_GOAL OF THE EXERCISE_: Repeat, exactly and in full, the lines of the listing below, but without any pictures.

Stored dataset items
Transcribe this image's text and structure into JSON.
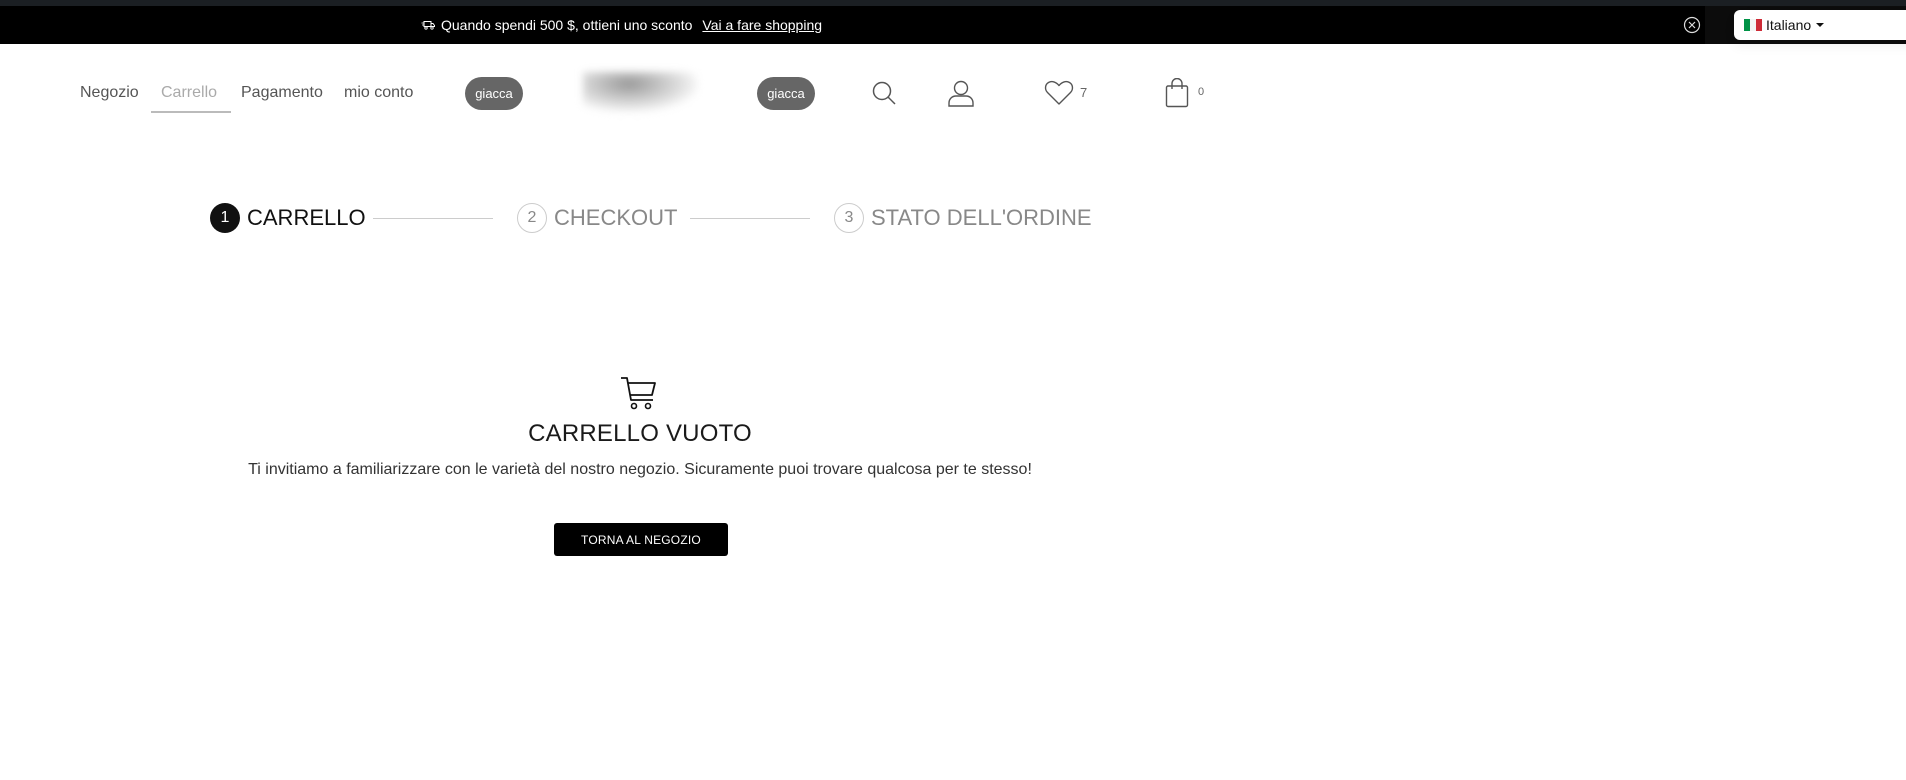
{
  "promo": {
    "icon": "truck-icon",
    "message": "Quando spendi 500 $, ottieni uno sconto",
    "link_label": "Vai a fare shopping",
    "close_icon": "close-circle-icon"
  },
  "language": {
    "selected": "Italiano",
    "flag_colors": [
      "#009246",
      "#ffffff",
      "#ce2b37"
    ]
  },
  "nav": {
    "links": [
      {
        "label": "Negozio"
      },
      {
        "label": "Carrello",
        "active": true
      },
      {
        "label": "Pagamento"
      },
      {
        "label": "mio conto"
      }
    ],
    "pill_left": "giacca",
    "pill_right": "giacca",
    "wishlist_count": "7",
    "bag_count": "0"
  },
  "stepper": {
    "steps": [
      {
        "number": "1",
        "label": "CARRELLO",
        "active": true
      },
      {
        "number": "2",
        "label": "CHECKOUT",
        "active": false
      },
      {
        "number": "3",
        "label": "STATO DELL'ORDINE",
        "active": false
      }
    ]
  },
  "empty_cart": {
    "icon": "shopping-cart-icon",
    "title": "CARRELLO VUOTO",
    "message": "Ti invitiamo a familiarizzare con le varietà del nostro negozio. Sicuramente puoi trovare qualcosa per te stesso!",
    "button_label": "TORNA AL NEGOZIO"
  },
  "colors": {
    "promo_bg": "#000000",
    "active_step": "#111111",
    "pill_bg": "#666666",
    "button_bg": "#000000"
  }
}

_RESULT OF THE EXERCISE_:
Transcribe this image's text and structure into JSON.
{
  "promo": {
    "icon": "truck-icon",
    "message": "Quando spendi 500 $, ottieni uno sconto",
    "link_label": "Vai a fare shopping",
    "close_icon": "close-circle-icon"
  },
  "language": {
    "selected": "Italiano",
    "flag_colors": [
      "#009246",
      "#ffffff",
      "#ce2b37"
    ]
  },
  "nav": {
    "links": [
      {
        "label": "Negozio"
      },
      {
        "label": "Carrello",
        "active": true
      },
      {
        "label": "Pagamento"
      },
      {
        "label": "mio conto"
      }
    ],
    "pill_left": "giacca",
    "pill_right": "giacca",
    "wishlist_count": "7",
    "bag_count": "0"
  },
  "stepper": {
    "steps": [
      {
        "number": "1",
        "label": "CARRELLO",
        "active": true
      },
      {
        "number": "2",
        "label": "CHECKOUT",
        "active": false
      },
      {
        "number": "3",
        "label": "STATO DELL'ORDINE",
        "active": false
      }
    ]
  },
  "empty_cart": {
    "icon": "shopping-cart-icon",
    "title": "CARRELLO VUOTO",
    "message": "Ti invitiamo a familiarizzare con le varietà del nostro negozio. Sicuramente puoi trovare qualcosa per te stesso!",
    "button_label": "TORNA AL NEGOZIO"
  },
  "colors": {
    "promo_bg": "#000000",
    "active_step": "#111111",
    "pill_bg": "#666666",
    "button_bg": "#000000"
  }
}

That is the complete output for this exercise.